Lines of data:
_ _ _ _ _ _ _

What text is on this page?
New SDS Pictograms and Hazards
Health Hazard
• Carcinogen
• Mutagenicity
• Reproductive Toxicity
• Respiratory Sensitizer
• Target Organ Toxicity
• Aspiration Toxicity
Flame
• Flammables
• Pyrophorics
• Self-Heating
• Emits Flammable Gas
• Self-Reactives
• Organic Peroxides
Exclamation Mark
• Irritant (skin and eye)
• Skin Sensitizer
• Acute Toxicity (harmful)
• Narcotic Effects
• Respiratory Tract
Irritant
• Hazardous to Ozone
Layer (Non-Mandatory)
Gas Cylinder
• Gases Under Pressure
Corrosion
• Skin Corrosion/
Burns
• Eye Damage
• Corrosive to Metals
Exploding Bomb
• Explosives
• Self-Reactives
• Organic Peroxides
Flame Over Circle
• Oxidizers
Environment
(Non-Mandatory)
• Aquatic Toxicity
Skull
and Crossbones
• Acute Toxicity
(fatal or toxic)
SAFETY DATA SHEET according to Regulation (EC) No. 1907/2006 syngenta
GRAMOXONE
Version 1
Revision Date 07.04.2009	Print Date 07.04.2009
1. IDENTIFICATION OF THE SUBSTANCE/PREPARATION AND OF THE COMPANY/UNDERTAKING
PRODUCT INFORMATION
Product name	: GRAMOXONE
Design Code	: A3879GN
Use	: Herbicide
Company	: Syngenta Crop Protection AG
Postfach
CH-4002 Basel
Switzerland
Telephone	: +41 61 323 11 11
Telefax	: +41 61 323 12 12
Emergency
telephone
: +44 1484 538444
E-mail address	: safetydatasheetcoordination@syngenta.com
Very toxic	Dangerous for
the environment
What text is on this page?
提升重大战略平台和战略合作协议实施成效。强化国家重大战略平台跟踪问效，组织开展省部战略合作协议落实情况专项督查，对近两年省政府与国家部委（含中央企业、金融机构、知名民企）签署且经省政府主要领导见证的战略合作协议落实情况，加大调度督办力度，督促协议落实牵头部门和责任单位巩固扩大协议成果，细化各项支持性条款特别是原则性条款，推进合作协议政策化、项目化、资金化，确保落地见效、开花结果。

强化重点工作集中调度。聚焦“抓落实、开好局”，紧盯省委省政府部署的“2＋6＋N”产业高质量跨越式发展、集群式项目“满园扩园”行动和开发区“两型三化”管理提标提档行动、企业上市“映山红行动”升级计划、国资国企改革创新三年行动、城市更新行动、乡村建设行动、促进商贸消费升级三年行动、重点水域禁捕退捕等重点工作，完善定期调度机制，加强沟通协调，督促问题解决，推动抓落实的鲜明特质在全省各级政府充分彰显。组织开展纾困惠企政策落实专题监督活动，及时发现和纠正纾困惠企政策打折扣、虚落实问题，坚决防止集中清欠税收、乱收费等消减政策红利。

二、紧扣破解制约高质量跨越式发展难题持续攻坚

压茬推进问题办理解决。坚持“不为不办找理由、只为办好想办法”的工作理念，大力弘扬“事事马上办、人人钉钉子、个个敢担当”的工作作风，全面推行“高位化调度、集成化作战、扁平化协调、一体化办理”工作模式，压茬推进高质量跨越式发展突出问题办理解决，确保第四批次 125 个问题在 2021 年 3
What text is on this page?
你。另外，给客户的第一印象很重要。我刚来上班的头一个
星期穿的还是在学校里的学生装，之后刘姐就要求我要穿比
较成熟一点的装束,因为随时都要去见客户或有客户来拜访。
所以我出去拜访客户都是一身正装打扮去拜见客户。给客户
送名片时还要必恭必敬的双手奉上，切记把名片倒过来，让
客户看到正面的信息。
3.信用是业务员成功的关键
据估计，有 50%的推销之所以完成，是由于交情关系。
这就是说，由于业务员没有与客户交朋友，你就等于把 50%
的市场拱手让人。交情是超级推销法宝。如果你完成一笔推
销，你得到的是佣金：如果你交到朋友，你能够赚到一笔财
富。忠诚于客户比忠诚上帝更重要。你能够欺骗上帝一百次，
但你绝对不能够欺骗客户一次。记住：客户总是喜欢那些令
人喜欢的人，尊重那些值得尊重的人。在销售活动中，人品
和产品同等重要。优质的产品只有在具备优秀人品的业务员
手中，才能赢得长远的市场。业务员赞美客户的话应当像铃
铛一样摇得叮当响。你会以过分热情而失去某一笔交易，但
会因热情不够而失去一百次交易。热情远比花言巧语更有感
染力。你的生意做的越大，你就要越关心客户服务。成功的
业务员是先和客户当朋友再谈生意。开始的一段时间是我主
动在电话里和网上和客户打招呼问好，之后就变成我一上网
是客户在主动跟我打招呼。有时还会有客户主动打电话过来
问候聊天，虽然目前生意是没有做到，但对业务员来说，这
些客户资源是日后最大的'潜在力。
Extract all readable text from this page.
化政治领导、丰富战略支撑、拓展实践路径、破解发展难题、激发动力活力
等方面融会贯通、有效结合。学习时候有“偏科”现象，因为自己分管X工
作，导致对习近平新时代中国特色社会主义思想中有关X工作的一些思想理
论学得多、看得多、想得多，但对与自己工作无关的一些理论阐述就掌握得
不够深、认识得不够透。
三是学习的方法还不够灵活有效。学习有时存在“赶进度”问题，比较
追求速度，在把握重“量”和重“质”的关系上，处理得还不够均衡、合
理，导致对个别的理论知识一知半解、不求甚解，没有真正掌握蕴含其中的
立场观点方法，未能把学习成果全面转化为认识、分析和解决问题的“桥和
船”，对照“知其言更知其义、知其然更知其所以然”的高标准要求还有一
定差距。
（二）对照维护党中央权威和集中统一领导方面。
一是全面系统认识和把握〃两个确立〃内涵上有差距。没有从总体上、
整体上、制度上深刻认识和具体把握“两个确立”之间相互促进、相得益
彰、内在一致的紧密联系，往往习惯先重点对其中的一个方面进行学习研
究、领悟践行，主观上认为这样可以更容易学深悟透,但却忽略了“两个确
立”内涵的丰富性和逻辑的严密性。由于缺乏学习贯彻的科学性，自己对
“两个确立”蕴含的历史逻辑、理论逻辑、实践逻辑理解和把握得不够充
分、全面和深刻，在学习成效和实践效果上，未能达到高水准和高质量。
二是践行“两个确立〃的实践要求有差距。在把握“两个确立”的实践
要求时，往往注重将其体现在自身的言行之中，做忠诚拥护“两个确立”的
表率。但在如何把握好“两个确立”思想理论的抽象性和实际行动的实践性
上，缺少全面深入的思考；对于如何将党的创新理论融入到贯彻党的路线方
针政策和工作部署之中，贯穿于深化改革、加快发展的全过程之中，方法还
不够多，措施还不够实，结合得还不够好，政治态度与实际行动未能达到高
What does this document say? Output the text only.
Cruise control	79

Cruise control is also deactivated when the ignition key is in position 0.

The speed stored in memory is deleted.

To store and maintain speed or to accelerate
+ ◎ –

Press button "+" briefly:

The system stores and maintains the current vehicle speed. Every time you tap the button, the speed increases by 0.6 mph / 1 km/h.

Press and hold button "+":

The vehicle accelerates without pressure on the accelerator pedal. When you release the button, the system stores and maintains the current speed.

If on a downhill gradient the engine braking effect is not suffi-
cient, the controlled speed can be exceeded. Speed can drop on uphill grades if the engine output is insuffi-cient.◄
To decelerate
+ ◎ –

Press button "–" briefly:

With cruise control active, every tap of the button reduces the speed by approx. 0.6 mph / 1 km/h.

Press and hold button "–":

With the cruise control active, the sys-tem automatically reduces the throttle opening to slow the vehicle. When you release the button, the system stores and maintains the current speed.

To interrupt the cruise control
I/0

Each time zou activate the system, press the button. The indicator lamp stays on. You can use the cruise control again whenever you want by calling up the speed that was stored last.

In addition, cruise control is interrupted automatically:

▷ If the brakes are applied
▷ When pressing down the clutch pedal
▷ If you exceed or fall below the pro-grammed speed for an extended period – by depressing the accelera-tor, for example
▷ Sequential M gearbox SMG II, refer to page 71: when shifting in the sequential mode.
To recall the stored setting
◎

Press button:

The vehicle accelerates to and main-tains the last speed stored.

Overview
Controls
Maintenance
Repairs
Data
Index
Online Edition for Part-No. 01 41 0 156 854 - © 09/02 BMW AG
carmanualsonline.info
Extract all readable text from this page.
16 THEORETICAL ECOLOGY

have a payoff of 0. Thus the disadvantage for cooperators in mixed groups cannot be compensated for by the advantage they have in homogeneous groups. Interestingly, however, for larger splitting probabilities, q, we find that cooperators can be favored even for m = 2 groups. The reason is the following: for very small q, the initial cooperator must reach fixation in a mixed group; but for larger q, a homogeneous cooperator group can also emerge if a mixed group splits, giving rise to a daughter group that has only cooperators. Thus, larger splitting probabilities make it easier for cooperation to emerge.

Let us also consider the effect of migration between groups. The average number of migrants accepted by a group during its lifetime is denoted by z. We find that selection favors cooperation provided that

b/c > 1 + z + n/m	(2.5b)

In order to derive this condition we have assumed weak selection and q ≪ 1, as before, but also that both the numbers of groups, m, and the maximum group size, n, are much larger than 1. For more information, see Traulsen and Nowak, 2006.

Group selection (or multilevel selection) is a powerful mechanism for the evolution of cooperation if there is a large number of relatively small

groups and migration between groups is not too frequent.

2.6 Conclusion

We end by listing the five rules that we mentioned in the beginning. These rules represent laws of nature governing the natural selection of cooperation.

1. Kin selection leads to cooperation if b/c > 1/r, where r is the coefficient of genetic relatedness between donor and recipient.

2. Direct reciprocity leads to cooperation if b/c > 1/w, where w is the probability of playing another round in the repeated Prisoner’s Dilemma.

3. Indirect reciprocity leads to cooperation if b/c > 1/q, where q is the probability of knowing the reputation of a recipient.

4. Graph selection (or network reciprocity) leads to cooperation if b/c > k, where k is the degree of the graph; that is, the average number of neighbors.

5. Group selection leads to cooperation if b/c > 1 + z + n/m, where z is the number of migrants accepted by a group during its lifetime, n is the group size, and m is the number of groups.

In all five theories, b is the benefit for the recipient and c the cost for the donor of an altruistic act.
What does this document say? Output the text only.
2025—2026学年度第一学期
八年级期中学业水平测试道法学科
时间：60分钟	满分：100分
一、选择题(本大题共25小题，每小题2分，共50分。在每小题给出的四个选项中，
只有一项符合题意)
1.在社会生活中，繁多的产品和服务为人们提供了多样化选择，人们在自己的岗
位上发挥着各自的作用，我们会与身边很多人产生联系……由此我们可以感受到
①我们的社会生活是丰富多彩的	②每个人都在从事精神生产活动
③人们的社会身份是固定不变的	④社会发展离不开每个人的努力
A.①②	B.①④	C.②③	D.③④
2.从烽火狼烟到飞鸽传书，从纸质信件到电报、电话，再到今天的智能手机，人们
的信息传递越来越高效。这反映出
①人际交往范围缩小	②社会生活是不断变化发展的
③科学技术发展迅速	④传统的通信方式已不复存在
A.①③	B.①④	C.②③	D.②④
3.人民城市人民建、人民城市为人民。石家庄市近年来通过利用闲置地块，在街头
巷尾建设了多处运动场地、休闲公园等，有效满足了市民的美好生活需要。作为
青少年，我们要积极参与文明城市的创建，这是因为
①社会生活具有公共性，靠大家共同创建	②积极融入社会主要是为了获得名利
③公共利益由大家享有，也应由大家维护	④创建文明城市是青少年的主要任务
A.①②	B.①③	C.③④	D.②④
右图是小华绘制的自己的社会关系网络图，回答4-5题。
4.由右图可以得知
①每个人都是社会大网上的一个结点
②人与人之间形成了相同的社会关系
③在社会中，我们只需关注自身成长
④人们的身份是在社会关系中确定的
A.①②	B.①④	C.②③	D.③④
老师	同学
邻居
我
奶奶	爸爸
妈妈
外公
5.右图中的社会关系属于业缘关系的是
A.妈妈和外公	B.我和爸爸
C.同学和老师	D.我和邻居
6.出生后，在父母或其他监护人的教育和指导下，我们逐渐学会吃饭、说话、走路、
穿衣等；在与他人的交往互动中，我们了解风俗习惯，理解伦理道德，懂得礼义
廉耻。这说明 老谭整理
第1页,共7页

_ _ _ _ _ _ _

**PROBLEM TO SOLVE**
Which lines contain "reciprocity"? Show each of them.

**OUTPUT FOR THIS EXERCISE**
2. Direct reciprocity leads to cooperation if b/c > 1/w, where w is the probability of playing another round in the repeated Prisoner’s Dilemma.
3. Indirect reciprocity leads to cooperation if b/c > 1/q, where q is the probability of knowing the reputation of a recipient.
4. Graph selection (or network reciprocity) leads to cooperation if b/c > k, where k is the degree of the graph; that is, the average number of neighbors.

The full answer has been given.